結婚式のスピーチでよく読み上げられる詩人「吉野弘」氏の「祝婚歌」に、こんな言葉があります。
正しいことを言うときは少しひかえめにするほうがいい。
正しいことを言うときは相手を傷つけやすいものだと気づいているほうがいい。
「祝婚歌」(吉野弘)
この言葉を彼女が受け入れていき、態度を変えていったら、「多くの人の前で裸でいる」ような夢は見なくなるでしょう。
❷自己の夢:ありがたい話より雑巾がけ
河合先生の著書に『ユング心理学と仏教』 (岩波現代文庫)あります。この本に、ある老婦人の事例が書かれてあります。
河合先生のもとに老婦人が相談に来ました。「長男の嫁の性格が悪いために困っている」(p78)と訴えます。いわゆる「嫁と姑」の問題ですね。
この嫁は、老婦人が自分の子どもに「ふわさわしい人だ」と、わざわざ探し出してきた人です。自分で「この女性だったら間違いない」と見つけてきて、息子と結婚させたのに、ふたを開けてみたら「違った」というお話しです。
老婦人は、「嫁は姑に従うもの」という価値観の持ち主でした。詳しく書かれてありませんが、老婦人が悩むわけですから、嫁は簡単には「従わない」人だったのでしょう。
河合先生は、老婦人の話を聞き「牛にひかれて善光寺参り」の説話を思い出します。
ある不信強欲の老婆が、晒しておいて布を隣家の牛が角にかけて走ったのを追いかけ、知らぬうちに善光寺に駆けこみ、そこが霊場であるのを知り、後生を願うに至った、という話で、欲にかられて行った行為から知らぬうちに信心が生まれてきたという話です。
『ユング心理学と仏教』 (河合隼雄 岩波現代文庫)旧版p78
河合先生は、「お宅のお嫁さんは善光寺の牛です」といい、「お嫁さんに腹を立て、追いかけまわしているうちに、善光寺参りをすることになるのです」とつけ加えました。
老婦人は、河合先生に相談するのを何度もあきらめかけます。ですが、「善光寺参り」の説話を思い出し、通い続けました。そうしている内に、実際に、宗教的なことにも関心をもつようになり、講和を聞きに行くようになっていました。そんな折に見た夢が次のものです。

▸ 取り組む課題
A) 本文のうち、「結婚式のスピーチでよく読み上」から始めて「わない」人だったのでしょう。」まで続く部分を、一字も変えずに返してください。
B) 本文によると、老婦人の話を聞いた河合先生が思い出した説話は何ですか。
C) 次の (i)～(iii) がそれぞれ本文の記述と一致するかを判定してください。一致するかどうかを「はい」か「いいえ」で答え、判定の根拠となる本文の語句をそのまま引用すること。
(i) 老婦人は「嫁は姑に従うもの」という価値観をもっていた。
(ii) 長男の嫁は、息子自身が見つけてきた女性だった。
(iii) 老婦人が河合先生のもとへ相談に行ったのは一度きりだった。
本文に書かれている内容だけを根拠にすること。

▸ 元資料
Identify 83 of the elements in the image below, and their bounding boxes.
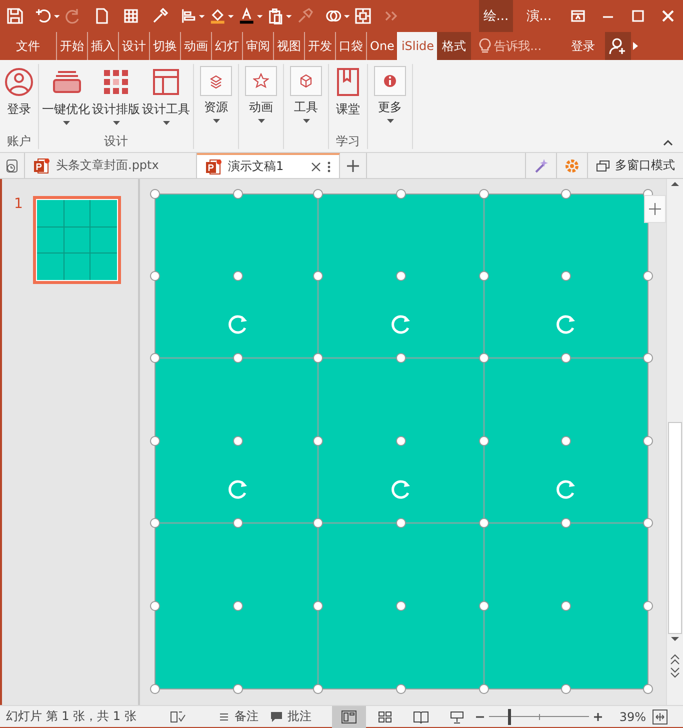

▸ 課題の解答
A)
結婚式のスピーチでよく読み上げられる詩人「吉野弘」氏の「祝婚歌」に、こんな言葉があります。
正しいことを言うときは少しひかえめにするほうがいい。
正しいことを言うときは相手を傷つけやすいものだと気づいているほうがいい。
「祝婚歌」(吉野弘)
この言葉を彼女が受け入れていき、態度を変えていったら、「多くの人の前で裸でいる」ような夢は見なくなるでしょう。
❷自己の夢:ありがたい話より雑巾がけ
河合先生の著書に『ユング心理学と仏教』 (岩波現代文庫)あります。この本に、ある老婦人の事例が書かれてあります。
河合先生のもとに老婦人が相談に来ました。「長男の嫁の性格が悪いために困っている」(p78)と訴えます。いわゆる「嫁と姑」の問題ですね。
この嫁は、老婦人が自分の子どもに「ふわさわしい人だ」と、わざわざ探し出してきた人です。自分で「この女性だったら間違いない」と見つけてきて、息子と結婚させたのに、ふたを開けてみたら「違った」というお話しです。
老婦人は、「嫁は姑に従うもの」という価値観の持ち主でした。詳しく書かれてありませんが、老婦人が悩むわけですから、嫁は簡単には「従わない」人だったのでしょう。

B) 「牛にひかれて善光寺参り」の説話です。

C)
(i) はい。「老婦人は、「嫁は姑に従うもの」という価値観の持ち主でした。」
(ii) いいえ。「わざわざ探し出してきた人です」
(iii) いいえ。「通い続けました」